Pick out every line with the word "month" and copy it.

________

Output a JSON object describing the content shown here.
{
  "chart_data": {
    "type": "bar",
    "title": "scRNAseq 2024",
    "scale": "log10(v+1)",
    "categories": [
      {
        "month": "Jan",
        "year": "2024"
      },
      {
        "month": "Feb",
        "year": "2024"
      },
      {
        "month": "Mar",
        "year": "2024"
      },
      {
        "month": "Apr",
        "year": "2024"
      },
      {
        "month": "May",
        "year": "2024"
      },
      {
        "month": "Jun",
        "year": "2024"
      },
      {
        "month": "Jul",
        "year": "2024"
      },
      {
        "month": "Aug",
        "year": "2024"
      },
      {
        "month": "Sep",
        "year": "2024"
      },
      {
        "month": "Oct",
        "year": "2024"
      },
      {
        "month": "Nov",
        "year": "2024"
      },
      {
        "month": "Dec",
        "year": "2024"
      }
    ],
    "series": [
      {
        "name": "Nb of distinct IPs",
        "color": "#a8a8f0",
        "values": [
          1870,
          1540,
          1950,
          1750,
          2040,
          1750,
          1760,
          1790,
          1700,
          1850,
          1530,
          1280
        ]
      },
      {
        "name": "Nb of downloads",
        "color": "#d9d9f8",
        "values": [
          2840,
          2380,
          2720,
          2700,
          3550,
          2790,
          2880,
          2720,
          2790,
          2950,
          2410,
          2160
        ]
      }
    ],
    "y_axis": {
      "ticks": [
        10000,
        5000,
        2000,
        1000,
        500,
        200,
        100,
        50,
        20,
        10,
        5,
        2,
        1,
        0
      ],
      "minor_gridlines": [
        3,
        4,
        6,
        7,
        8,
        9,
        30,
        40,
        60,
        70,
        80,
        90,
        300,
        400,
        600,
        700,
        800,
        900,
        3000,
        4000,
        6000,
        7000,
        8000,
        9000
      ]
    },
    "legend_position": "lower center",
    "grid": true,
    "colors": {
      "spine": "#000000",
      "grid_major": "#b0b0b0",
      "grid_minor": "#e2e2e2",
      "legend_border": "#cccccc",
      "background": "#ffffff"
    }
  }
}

________

• Response to this exercise:
        "month": "Jan",
        "month": "Feb",
        "month": "Mar",
        "month": "Apr",
        "month": "May",
        "month": "Jun",
        "month": "Jul",
        "month": "Aug",
        "month": "Sep",
        "month": "Oct",
        "month": "Nov",
        "month": "Dec",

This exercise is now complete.